Lista de tareas =>
1 > Según el texto sobre los años 20, ¿cuántos extremistas de izquierdas fueron detenidos en Estados Unidos y por decisión de quién?
2 > Continúa el texto sobre los años 20 a partir de su última frase.

Fragmento de página =>
--------------------------------

(Continuación de la serie Viejo siglo XX, viejos años 20)
Al menos en Barcelona, pero también en otras ciudades, como Zaragoza, la guerra -verdadero conflicto bélico- entre patronos y obreros alcanzaba cotas preocupantes. En la primera de estas ciudades era suspendido el periódico Solidaridad Obrera como consecuencia del frustrado atentado contra el presidente de la patronal, señor Graupera, que, sin embargo, no mata al gran patrono pero produce una víctima mortal y tres heridos graves. También se clausuraron los sindicatos obreros. Por su parte en la capital aragonesa, un grupo anarquista asaltaba el cuartel del Carmen, produciéndose algunas víctimas mortales. Pero no era solo en España ya que, por las mismas fechas, en Estados Unidos, son detenidos y encarcelados 4.500 extremistas de izquierdas, según decisión del Secretario de Justicia, Palmer.
Pero frente a esa cara siniestra y triste -la década ha empezado muy mal a nivel mundial: Alemania sufre el aplastamiento económico por parte de los vencedores de la Gran Guerra, al aplicársele el Tratado de Versalles del año anterior-, en paralelo, la vida ofrece a los españoles otra faz en los antípodas: la del mundo del cuplé y la irrupción de los nuevos ritmos musicales (pero incluso aquí se “cuelan” en las letras estos ambientes turbios, véase un cuplé titulado El “lock-out”).

--------------------------------

Registros de datos =>

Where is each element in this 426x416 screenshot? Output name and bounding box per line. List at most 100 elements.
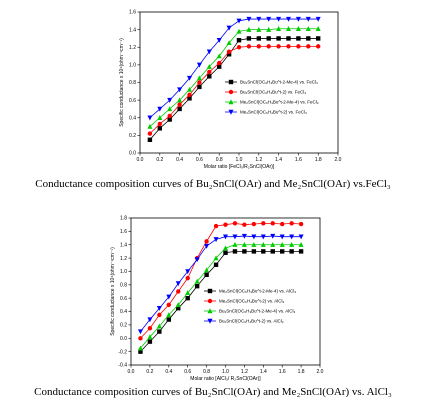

--------------------------------

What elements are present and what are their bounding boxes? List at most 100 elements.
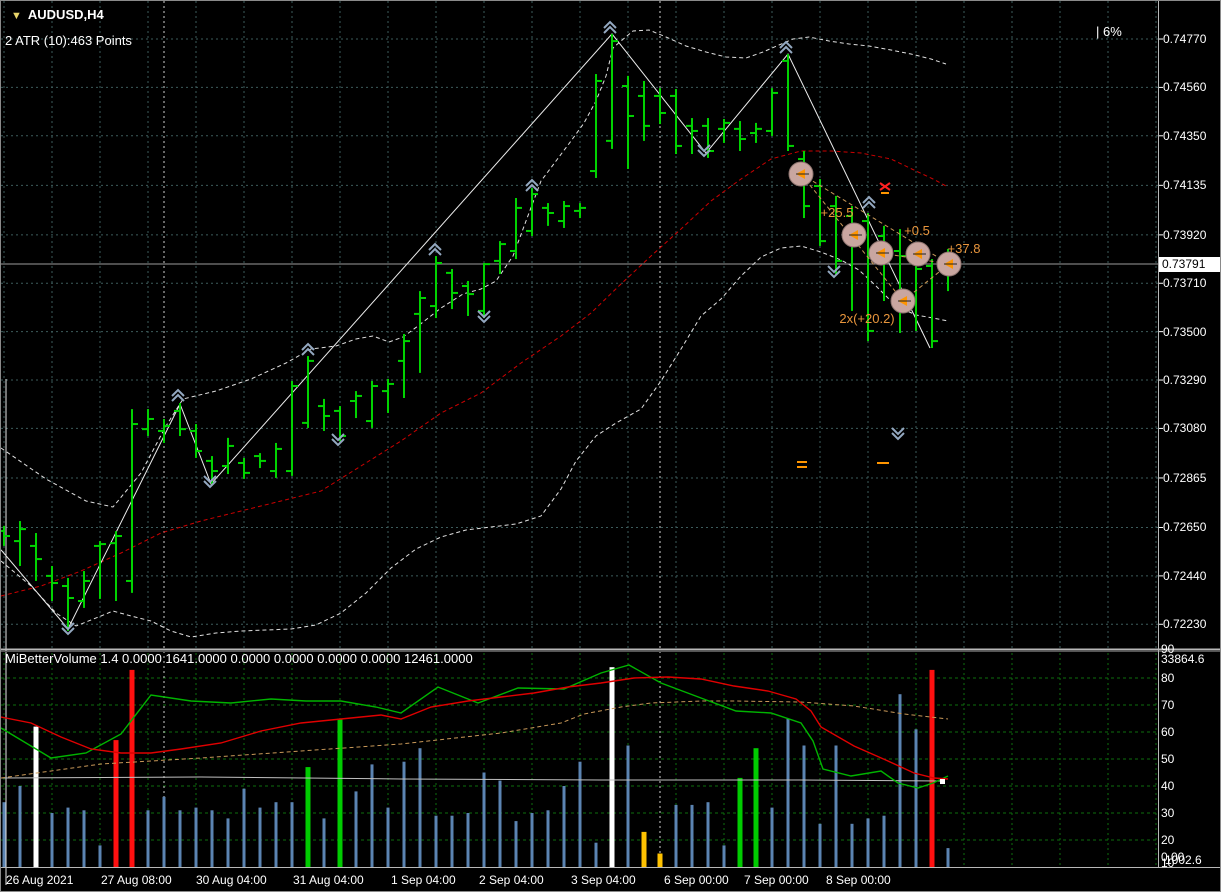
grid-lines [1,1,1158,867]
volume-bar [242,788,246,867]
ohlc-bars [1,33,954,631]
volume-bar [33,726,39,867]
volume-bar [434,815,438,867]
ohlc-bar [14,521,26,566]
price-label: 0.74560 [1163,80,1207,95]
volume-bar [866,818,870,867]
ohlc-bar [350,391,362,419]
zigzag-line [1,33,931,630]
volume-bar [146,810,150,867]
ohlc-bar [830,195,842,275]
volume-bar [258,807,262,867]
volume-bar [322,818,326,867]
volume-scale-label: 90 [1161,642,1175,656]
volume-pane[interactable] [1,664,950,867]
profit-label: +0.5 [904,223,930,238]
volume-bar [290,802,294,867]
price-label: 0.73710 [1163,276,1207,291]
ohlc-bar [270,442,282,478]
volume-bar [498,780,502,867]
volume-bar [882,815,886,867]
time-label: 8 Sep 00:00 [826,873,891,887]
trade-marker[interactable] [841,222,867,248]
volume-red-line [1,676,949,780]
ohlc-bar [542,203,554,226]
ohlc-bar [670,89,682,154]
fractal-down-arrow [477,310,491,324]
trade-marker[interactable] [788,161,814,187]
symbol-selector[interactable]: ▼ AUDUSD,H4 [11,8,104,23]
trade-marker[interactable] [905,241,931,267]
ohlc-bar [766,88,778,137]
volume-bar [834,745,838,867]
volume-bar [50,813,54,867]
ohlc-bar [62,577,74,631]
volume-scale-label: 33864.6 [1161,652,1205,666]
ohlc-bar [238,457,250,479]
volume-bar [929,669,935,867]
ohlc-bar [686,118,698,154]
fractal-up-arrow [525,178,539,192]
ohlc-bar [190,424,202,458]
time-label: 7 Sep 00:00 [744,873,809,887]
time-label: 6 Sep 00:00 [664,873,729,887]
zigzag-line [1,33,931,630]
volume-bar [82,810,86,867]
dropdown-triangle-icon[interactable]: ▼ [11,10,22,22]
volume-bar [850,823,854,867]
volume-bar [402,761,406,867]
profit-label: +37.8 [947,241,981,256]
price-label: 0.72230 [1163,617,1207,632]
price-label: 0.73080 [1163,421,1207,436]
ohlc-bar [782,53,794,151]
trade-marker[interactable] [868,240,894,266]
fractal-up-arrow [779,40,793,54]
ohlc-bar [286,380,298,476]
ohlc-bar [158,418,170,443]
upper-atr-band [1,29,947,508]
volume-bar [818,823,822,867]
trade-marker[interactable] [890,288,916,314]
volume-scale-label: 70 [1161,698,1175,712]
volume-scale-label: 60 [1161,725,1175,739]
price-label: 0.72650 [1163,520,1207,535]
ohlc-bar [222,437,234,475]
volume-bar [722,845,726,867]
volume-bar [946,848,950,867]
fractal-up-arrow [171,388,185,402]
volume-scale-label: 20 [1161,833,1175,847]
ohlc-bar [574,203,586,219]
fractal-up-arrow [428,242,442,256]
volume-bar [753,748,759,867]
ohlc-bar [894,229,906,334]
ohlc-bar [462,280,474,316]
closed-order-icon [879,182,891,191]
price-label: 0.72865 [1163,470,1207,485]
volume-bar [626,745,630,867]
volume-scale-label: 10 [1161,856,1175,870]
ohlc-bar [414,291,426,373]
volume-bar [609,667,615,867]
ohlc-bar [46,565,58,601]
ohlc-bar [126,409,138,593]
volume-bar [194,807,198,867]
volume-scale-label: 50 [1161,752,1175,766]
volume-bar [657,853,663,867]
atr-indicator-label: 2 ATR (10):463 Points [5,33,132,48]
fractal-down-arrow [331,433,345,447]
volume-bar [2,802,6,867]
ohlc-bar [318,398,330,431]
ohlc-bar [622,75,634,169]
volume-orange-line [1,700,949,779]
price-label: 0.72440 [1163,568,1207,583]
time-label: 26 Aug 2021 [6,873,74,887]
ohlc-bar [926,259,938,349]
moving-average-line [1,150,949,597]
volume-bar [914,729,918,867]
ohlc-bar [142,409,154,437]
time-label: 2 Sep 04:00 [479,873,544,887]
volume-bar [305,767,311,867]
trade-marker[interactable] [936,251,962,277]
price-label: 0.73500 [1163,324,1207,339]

--------------------------------

Respuestas =>
1 > Fueron detenidos 4.500, por decisión del Secretario de Justicia, Palmer.

2 >
El menospreciado género -llamado a veces ínfimo- por parte de los exquisitos goza, sin embargo, del beneplácito de la gente, para la que compositores, autores e intérpretes no dejan de firmar partituras que “dicen” atractivas y un poco locas cupletistas de muy variado pelaje y calidad. Una muestra mínima de temas de aquellos momentos puede ser la siguiente (título e intérprete): El arte del cuplé: Argentinita. Las caramellas: Pilar Alonso. El relicario: Raquel Meller. El “lock-out”: Preciosilla. Pobre chica: Amalia de Isaura, etc. Pero el auténtico éxito de aquel principio de año, y de muchos años, iba a ser el luego celebérrimo Nena, de Puche y Zamacois que, aunque luego lo cantaran muchas otras intérpretes, lo estrenó la jienense Salud Ruiz:
I
Juró amarme un hombre
sin miedo a la muerte.
Sus negros ojazos
en mi alma clavó.
–Tu amor es mi sino,
tu amor es mi suerte;
tu amor es mi vida,
me dijo, y juró,
Llegar me juró en su querer
más allá del dolor y el placer.
Y loca a la hermosa
promesa del hombre
fui yo una mujer.
(………)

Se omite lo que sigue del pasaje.